• _RECORDED INFORMATION_:
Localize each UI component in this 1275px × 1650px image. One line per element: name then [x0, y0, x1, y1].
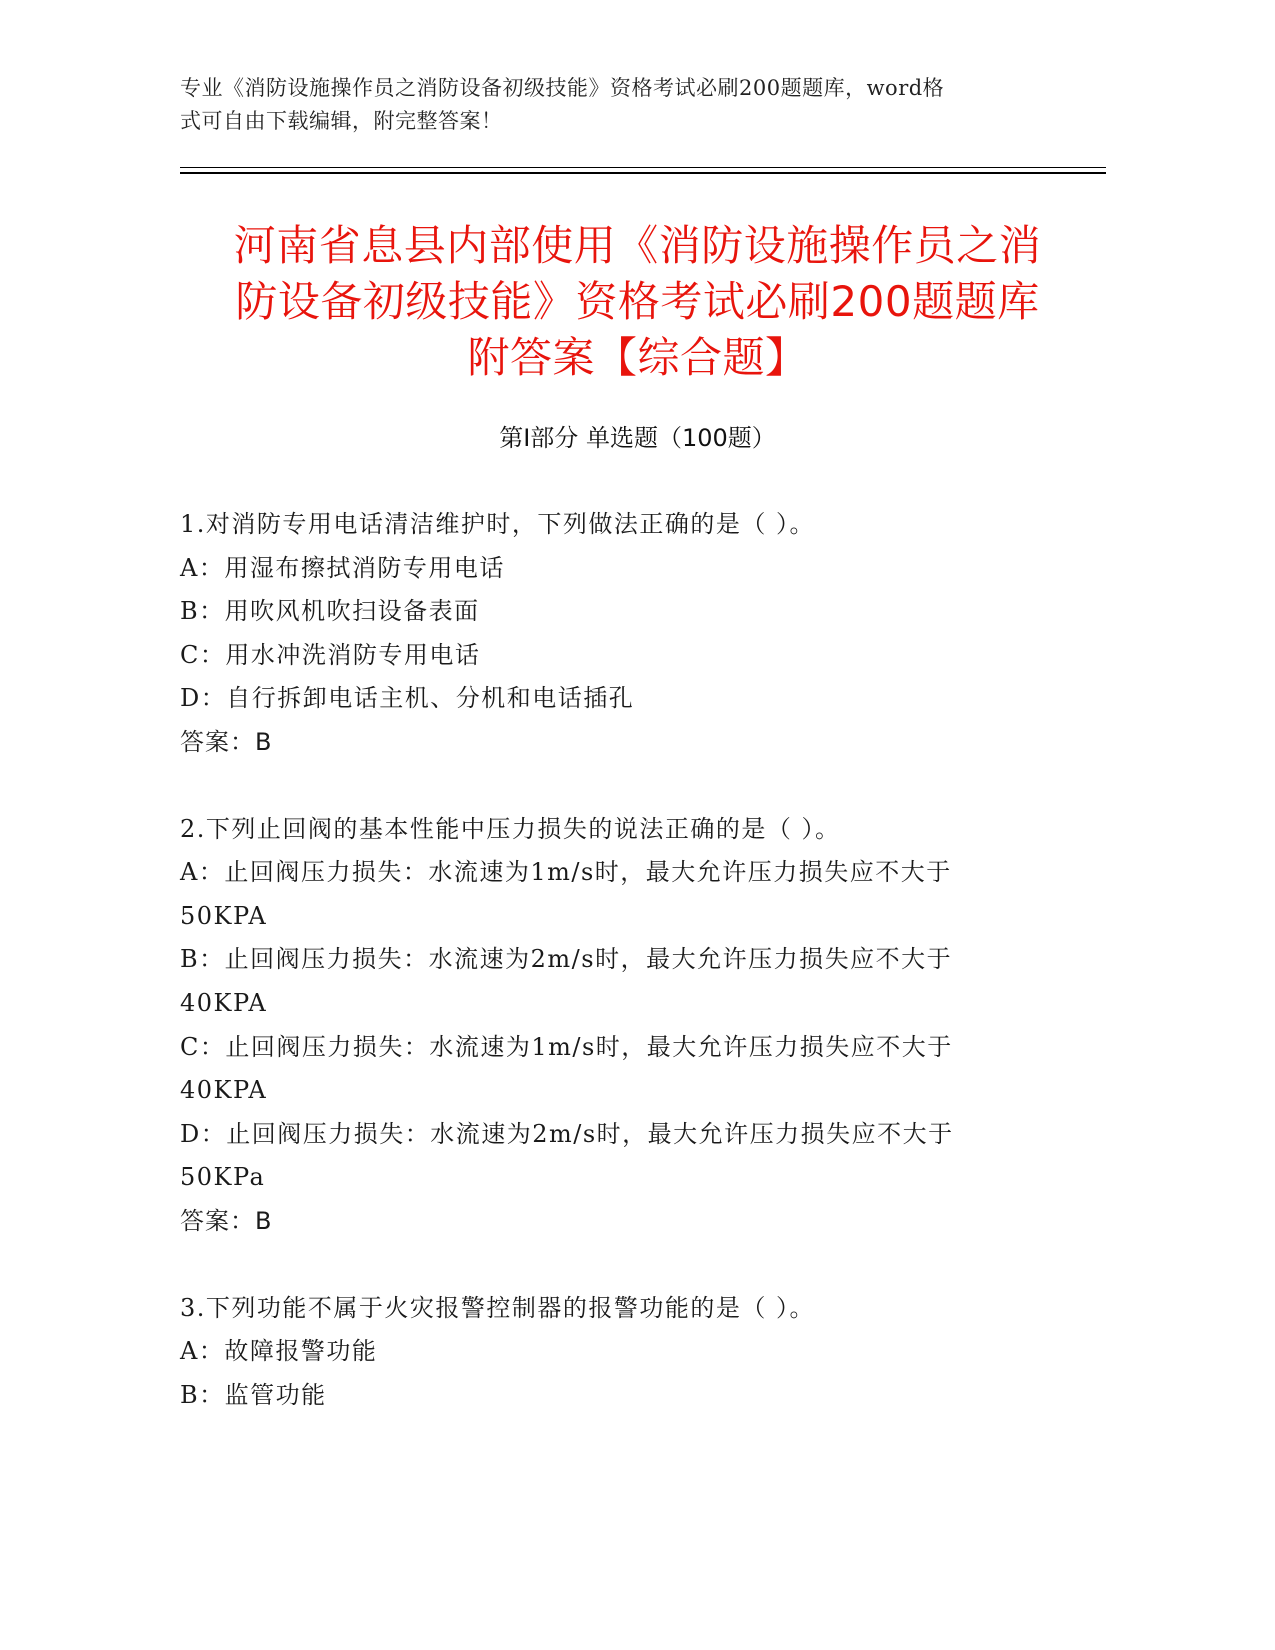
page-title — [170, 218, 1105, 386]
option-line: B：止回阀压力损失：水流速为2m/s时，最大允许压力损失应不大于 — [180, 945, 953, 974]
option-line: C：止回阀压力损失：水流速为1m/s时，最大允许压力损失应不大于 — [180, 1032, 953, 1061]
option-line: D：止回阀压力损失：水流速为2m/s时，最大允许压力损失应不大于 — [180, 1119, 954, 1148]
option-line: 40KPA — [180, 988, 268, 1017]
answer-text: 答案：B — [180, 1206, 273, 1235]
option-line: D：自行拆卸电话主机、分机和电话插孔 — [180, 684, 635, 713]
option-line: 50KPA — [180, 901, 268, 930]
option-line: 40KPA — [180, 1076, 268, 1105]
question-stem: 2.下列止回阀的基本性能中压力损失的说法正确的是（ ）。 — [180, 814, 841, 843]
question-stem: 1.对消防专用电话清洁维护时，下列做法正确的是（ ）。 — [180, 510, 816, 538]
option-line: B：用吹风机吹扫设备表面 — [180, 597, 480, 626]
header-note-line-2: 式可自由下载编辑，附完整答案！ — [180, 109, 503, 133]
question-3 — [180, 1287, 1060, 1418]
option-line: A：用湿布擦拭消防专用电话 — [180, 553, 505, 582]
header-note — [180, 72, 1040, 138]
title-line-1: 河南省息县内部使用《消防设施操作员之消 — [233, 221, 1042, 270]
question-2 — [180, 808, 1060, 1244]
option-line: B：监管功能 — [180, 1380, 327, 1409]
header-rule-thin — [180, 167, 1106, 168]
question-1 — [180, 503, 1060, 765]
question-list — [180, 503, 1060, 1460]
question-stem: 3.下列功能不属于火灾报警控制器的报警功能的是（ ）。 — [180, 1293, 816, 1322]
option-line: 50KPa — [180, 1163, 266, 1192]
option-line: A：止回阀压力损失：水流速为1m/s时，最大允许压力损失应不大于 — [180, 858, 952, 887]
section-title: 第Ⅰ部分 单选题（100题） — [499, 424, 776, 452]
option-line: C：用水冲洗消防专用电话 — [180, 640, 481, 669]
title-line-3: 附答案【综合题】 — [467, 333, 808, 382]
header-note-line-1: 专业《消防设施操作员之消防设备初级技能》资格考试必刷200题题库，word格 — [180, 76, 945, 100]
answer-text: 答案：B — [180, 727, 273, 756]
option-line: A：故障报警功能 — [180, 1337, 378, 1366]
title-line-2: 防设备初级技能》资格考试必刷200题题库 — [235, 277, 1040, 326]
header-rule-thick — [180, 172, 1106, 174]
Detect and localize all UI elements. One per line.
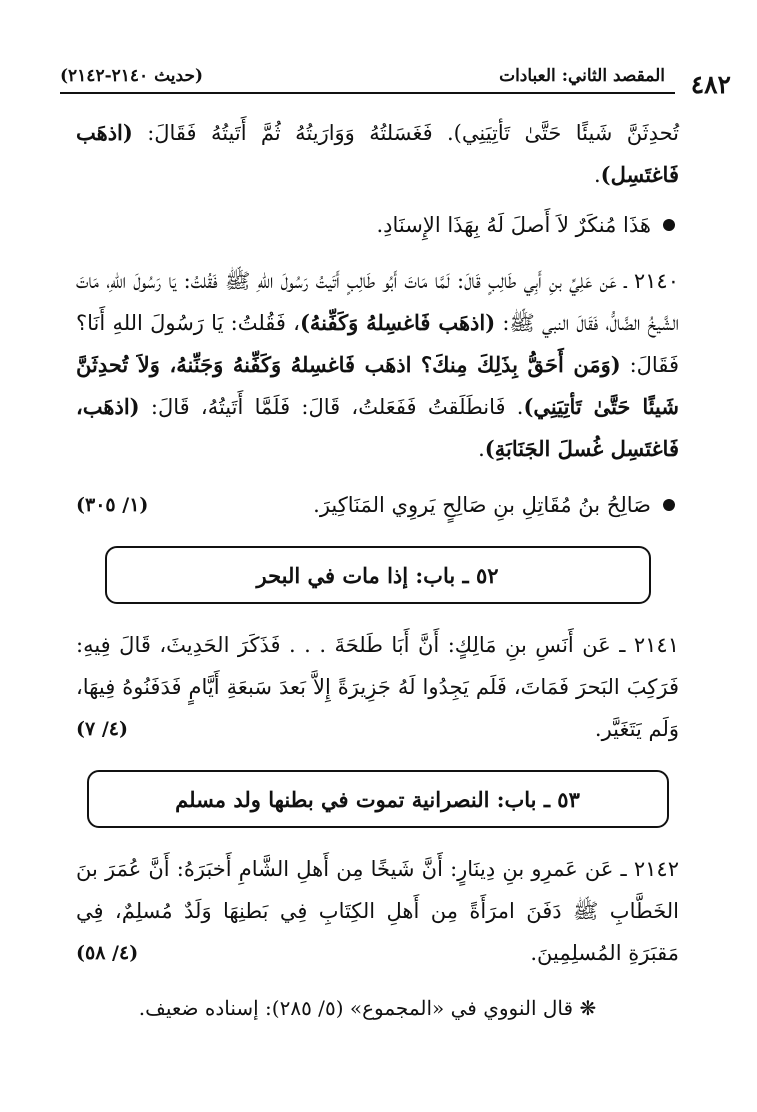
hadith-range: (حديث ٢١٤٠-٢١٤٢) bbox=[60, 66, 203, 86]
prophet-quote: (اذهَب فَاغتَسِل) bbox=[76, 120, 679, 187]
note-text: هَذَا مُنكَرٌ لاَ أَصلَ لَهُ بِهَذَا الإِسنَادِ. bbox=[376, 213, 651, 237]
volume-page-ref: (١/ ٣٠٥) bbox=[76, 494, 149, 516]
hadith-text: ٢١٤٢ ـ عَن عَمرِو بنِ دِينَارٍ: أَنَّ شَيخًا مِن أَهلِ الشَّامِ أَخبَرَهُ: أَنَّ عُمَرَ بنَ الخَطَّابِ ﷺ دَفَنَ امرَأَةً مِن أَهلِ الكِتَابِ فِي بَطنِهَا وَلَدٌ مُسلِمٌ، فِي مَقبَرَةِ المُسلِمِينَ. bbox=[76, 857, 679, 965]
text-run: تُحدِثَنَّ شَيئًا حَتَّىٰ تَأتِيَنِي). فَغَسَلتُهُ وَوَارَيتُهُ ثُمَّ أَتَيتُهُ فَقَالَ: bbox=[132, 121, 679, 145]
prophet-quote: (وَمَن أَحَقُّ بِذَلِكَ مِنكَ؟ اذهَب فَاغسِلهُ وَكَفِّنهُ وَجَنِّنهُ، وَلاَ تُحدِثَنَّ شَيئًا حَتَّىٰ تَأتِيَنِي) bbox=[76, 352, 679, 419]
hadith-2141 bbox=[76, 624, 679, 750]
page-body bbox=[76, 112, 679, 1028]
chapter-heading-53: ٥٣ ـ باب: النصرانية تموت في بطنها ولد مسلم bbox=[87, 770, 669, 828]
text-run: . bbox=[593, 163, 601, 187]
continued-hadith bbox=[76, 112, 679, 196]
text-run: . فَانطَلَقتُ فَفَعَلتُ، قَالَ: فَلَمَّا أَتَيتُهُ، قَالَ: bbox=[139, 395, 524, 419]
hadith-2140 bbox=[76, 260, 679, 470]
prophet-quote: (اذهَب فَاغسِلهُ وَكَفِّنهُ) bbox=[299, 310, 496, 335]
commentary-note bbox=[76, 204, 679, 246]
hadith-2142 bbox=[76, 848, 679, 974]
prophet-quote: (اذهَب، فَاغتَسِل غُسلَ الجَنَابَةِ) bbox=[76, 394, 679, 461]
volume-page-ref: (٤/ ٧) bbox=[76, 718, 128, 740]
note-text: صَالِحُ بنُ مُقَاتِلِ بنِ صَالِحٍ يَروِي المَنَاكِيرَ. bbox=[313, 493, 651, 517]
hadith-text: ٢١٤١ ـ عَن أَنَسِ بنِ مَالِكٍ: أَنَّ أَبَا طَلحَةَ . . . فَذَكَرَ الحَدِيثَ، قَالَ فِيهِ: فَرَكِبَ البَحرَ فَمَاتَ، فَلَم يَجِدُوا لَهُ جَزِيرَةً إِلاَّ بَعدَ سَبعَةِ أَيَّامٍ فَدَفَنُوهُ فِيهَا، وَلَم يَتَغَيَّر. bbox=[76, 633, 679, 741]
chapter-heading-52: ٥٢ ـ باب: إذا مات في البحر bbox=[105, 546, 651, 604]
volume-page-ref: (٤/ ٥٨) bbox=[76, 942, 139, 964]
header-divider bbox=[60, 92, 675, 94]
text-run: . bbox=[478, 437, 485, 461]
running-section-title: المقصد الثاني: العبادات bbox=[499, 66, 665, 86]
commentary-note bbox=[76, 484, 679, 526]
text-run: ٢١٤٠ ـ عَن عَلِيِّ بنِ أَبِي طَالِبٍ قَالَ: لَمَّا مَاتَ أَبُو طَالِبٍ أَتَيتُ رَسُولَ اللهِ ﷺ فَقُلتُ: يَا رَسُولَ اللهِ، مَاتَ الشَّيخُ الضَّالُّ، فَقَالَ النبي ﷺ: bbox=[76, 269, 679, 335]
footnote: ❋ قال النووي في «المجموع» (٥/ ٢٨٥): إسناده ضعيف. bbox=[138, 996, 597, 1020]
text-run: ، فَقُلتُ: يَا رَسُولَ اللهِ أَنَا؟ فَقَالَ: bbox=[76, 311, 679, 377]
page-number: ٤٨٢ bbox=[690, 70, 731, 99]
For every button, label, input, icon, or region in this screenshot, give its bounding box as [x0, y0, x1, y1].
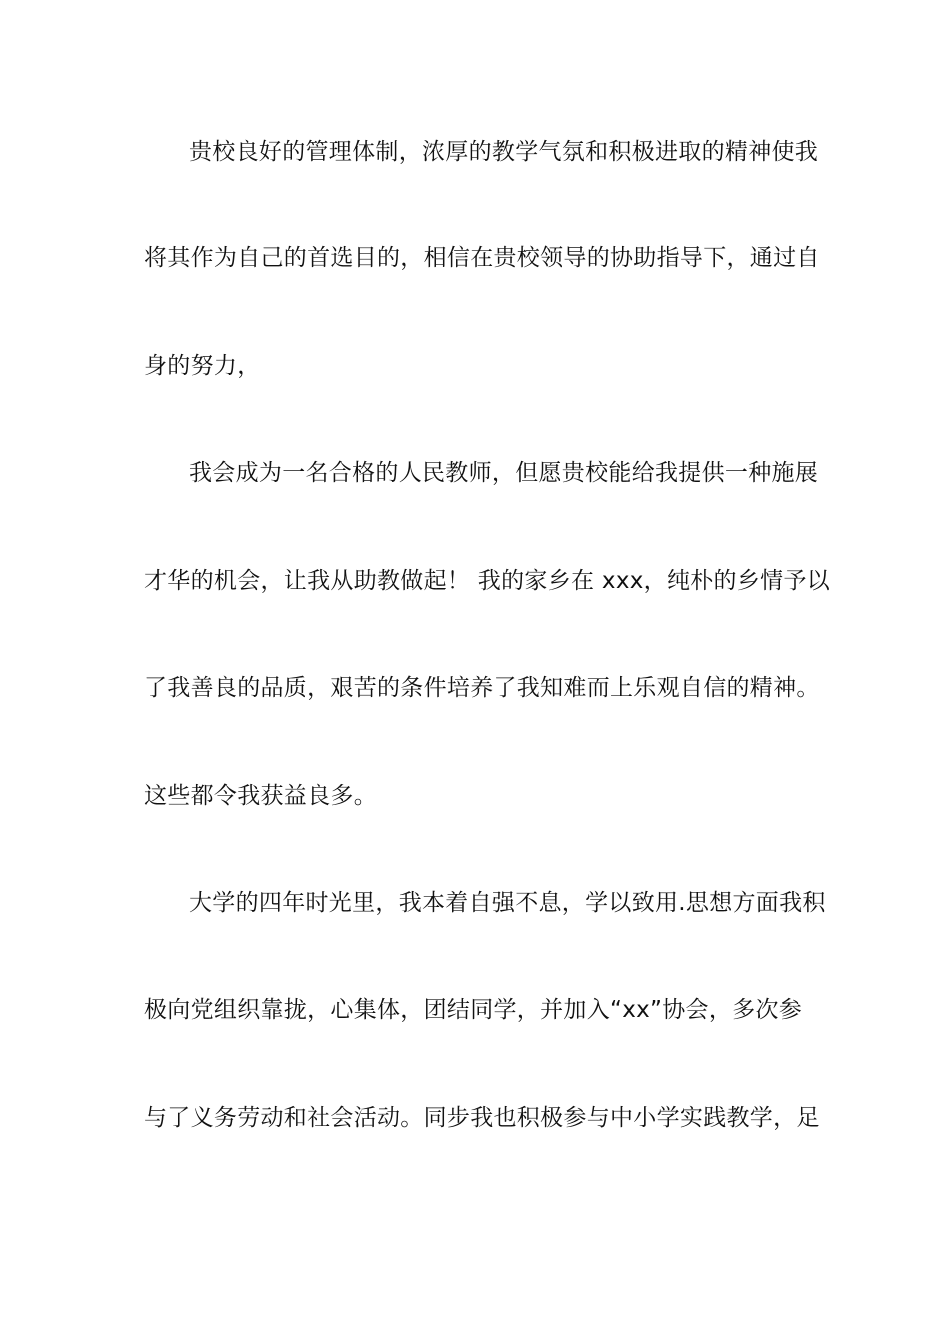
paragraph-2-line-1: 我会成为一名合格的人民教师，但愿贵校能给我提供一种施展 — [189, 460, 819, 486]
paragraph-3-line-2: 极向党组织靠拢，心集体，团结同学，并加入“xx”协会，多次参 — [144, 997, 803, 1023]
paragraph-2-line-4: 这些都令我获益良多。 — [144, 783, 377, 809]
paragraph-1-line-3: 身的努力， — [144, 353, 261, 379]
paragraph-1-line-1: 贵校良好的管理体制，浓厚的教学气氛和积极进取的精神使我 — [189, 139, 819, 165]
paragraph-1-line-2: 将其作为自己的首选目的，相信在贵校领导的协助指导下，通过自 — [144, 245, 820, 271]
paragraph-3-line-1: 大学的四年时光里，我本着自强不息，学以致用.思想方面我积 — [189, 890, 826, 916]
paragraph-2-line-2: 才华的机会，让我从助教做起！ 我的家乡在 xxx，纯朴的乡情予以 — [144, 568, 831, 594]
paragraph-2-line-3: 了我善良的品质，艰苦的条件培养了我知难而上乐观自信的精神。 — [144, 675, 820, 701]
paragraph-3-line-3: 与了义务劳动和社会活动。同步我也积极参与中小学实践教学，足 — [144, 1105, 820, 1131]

• _WRITTEN INSTRUCTION_:
Which lines in the entries above contain the string "quote"? Show every such line in full.

• _FINISHED EXERCISE_:
prophet-quote: (اذهَب فَاغتَسِل) bbox=[76, 120, 679, 187]
prophet-quote: (وَمَن أَحَقُّ بِذَلِكَ مِنكَ؟ اذهَب فَاغسِلهُ وَكَفِّنهُ وَجَنِّنهُ، وَلاَ تُحدِثَنَّ شَيئًا حَتَّىٰ تَأتِيَنِي) bbox=[76, 352, 679, 419]
prophet-quote: (اذهَب فَاغسِلهُ وَكَفِّنهُ) bbox=[299, 310, 496, 335]
prophet-quote: (اذهَب، فَاغتَسِل غُسلَ الجَنَابَةِ) bbox=[76, 394, 679, 461]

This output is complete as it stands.